What to work on:
Repeat every entry exactly as it appears.

The input:
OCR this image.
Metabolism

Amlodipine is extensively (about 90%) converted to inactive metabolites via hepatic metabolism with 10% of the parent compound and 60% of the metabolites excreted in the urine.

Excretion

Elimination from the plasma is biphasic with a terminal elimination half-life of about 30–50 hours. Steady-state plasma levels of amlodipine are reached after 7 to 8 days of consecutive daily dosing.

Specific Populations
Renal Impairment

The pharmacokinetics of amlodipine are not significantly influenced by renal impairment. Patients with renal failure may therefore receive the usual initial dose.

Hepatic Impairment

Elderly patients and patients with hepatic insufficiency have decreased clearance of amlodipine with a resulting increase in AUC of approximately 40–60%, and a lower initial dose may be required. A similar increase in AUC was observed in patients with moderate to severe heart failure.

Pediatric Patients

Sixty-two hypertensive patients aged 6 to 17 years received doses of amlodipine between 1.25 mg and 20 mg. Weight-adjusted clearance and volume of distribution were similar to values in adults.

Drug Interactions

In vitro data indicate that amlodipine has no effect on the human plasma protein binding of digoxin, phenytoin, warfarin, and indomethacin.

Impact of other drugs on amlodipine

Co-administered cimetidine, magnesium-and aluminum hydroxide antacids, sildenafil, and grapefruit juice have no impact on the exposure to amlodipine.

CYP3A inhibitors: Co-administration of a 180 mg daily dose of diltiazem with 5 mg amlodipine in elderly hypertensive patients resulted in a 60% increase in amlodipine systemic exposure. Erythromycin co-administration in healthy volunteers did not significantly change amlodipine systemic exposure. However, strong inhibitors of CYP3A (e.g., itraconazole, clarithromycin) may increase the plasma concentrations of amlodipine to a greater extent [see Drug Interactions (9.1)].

Result of this task:
OCR this image.
Metabolism

Amlodipine is extensively (about 90%) converted to inactive metabolites via hepatic metabolism with 10% of the parent compound and 60% of the metabolites excreted in the urine.

Excretion

Elimination from the plasma is biphasic with a terminal elimination half-life of about 30–50 hours. Steady-state plasma levels of amlodipine are reached after 7 to 8 days of consecutive daily dosing.

Specific Populations
Renal Impairment

The pharmacokinetics of amlodipine are not significantly influenced by renal impairment. Patients with renal failure may therefore receive the usual initial dose.

Hepatic Impairment

Elderly patients and patients with hepatic insufficiency have decreased clearance of amlodipine with a resulting increase in AUC of approximately 40–60%, and a lower initial dose may be required. A similar increase in AUC was observed in patients with moderate to severe heart failure.

Pediatric Patients

Sixty-two hypertensive patients aged 6 to 17 years received doses of amlodipine between 1.25 mg and 20 mg. Weight-adjusted clearance and volume of distribution were similar to values in adults.

Drug Interactions

In vitro data indicate that amlodipine has no effect on the human plasma protein binding of digoxin, phenytoin, warfarin, and indomethacin.

Impact of other drugs on amlodipine

Co-administered cimetidine, magnesium-and aluminum hydroxide antacids, sildenafil, and grapefruit juice have no impact on the exposure to amlodipine.

CYP3A inhibitors: Co-administration of a 180 mg daily dose of diltiazem with 5 mg amlodipine in elderly hypertensive patients resulted in a 60% increase in amlodipine systemic exposure. Erythromycin co-administration in healthy volunteers did not significantly change amlodipine systemic exposure. However, strong inhibitors of CYP3A (e.g., itraconazole, clarithromycin) may increase the plasma concentrations of amlodipine to a greater extent [see Drug Interactions (9.1)].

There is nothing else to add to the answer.